Sabato 16 settembre, presso il Palazzo della Cultura, l’Associazione Se non ora quando Cassino dedica una serata all’opera di Michela Murgia.  Una bella occasione per leggere e ascoltare brani tratti dai suoi libri e suoi articoli. Soprattutto è un bel regalo per tutti coloro che hanno apprezzato il lavoro e la vita di questa donna. Un’immersione, autentica e profonda, nell’universo letterario di quest’artista straordinaria.

Una serata dedicata alla lettura e al ricordo

L’organizzazione no-profit Se non ora quando di Cassino ha voluto celebrare il ricordo di Michela Murgia. Così, presso il Palazzo della Cultura vengono lette le poesie e alcuni articoli e brani della poetessa e scrittrice che, nella notte delle stelle cadenti, è salita al cielo. Un esempio per tutte le donne, Michela manca già molto, e ancora di più manca la sua voce che era anche provocatrice. Allo stesso modo, la sua parola sempre irriverente e chiara, i suoi pensieri sottili e arguti. Ma manca anche la sua intelligenza, la sua straordinaria ironia, la sua emancipazione dalla banalità. Viene ricordata la sua cultura, la sua grandissima umanità e il suo coraggio nell’affrontare la morte.

#### [Dati in esame]
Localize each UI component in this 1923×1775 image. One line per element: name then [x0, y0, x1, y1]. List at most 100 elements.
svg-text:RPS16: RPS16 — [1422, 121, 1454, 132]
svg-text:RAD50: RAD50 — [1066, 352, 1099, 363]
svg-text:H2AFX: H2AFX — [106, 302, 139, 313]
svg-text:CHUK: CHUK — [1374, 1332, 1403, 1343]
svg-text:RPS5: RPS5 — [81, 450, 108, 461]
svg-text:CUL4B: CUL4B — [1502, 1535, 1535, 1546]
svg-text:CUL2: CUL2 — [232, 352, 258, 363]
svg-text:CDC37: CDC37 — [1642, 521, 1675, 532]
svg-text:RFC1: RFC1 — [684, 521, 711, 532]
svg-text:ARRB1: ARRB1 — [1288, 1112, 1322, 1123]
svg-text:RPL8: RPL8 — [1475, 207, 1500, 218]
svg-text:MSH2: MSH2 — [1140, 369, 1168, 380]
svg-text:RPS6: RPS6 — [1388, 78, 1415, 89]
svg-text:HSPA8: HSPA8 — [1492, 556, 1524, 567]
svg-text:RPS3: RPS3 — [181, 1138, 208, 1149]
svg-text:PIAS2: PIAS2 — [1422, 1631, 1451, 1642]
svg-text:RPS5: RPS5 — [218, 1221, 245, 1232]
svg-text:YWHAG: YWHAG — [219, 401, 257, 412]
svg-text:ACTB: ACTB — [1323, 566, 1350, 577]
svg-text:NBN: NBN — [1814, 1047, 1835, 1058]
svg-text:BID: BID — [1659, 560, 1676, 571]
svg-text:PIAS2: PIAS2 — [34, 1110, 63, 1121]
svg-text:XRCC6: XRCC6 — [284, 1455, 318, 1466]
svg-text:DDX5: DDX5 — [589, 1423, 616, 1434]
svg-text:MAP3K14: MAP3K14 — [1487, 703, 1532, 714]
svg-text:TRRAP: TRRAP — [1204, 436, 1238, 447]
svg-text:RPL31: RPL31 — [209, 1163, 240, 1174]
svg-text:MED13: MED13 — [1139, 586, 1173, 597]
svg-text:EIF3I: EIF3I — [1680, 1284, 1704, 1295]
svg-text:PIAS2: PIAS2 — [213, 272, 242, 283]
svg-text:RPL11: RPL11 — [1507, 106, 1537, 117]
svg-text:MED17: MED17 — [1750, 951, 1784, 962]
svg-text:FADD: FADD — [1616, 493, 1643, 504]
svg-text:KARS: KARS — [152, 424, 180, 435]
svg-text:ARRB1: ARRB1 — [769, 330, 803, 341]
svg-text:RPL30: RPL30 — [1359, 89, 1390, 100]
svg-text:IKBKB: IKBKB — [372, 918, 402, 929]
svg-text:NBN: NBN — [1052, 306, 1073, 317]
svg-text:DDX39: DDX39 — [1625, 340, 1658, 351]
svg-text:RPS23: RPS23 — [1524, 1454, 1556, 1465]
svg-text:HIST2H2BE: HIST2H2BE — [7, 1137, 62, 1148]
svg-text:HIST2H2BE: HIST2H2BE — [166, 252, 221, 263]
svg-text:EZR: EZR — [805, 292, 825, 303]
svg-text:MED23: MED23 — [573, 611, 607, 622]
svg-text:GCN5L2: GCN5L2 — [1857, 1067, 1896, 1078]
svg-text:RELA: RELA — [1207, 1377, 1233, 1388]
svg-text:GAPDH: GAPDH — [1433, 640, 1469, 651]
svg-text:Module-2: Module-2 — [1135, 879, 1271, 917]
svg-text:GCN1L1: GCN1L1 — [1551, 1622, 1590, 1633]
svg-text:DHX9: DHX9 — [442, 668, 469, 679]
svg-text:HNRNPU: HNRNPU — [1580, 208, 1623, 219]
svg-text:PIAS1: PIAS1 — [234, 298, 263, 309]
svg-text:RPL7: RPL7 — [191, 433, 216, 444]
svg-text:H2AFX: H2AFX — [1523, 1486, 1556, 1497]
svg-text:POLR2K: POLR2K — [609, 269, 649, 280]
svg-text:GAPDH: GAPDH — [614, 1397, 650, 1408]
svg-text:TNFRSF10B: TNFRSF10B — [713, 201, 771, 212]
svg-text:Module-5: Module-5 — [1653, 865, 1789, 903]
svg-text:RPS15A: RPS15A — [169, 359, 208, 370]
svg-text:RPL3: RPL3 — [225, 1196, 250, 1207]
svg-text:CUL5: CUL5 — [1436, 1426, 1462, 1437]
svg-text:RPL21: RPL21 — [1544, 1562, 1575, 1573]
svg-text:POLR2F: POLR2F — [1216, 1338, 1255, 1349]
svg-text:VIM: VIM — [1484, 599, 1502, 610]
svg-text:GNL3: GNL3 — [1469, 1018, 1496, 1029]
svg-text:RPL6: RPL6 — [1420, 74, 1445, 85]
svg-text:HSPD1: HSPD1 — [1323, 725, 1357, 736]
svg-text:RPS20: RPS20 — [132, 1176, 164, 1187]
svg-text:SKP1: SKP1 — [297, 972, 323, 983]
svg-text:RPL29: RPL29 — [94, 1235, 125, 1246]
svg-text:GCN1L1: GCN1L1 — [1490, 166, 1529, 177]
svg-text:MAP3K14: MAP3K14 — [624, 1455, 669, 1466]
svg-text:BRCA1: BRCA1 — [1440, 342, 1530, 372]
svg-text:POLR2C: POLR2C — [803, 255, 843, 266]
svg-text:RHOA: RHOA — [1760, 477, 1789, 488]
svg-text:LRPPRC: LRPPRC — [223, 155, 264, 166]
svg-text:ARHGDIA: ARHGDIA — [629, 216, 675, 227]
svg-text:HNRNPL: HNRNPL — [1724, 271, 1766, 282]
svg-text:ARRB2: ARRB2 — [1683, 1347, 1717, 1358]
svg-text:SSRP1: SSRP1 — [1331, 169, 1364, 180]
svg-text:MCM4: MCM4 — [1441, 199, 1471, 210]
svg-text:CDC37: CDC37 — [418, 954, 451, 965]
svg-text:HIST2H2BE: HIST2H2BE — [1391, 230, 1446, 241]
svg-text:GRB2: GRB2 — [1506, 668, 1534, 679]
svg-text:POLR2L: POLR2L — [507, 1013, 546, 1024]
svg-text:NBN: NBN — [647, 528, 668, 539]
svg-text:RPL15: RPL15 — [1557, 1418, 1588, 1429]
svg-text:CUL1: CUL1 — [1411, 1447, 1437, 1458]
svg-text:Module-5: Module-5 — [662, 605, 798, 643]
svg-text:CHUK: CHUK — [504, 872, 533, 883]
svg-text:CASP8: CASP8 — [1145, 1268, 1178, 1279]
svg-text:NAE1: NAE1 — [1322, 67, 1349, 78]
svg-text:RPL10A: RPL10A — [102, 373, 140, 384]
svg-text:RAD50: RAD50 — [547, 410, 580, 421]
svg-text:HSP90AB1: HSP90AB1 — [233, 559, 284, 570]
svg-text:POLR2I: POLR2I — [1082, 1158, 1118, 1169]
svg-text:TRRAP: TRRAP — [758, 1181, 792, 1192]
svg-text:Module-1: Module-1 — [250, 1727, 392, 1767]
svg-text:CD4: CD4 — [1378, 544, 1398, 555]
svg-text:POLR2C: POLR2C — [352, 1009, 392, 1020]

#### [Cosa fare]
Trascrivi la parte del testo sulla serata per Michela Murgia compresa tra "Sabato 16 settembre, presso" e "di quest’artista straordinaria.", estremi inclusi. Le voci non hanno alcun legame con il testo.

#### [Risposta]
Sabato 16 settembre, presso il Palazzo della Cultura, l’Associazione Se non ora quando Cassino dedica una serata all’opera di Michela Murgia.  Una bella occasione per leggere e ascoltare brani tratti dai suoi libri e suoi articoli. Soprattutto è un bel regalo per tutti coloro che hanno apprezzato il lavoro e la vita di questa donna. Un’immersione, autentica e profonda, nell’universo letterario di quest’artista straordinaria.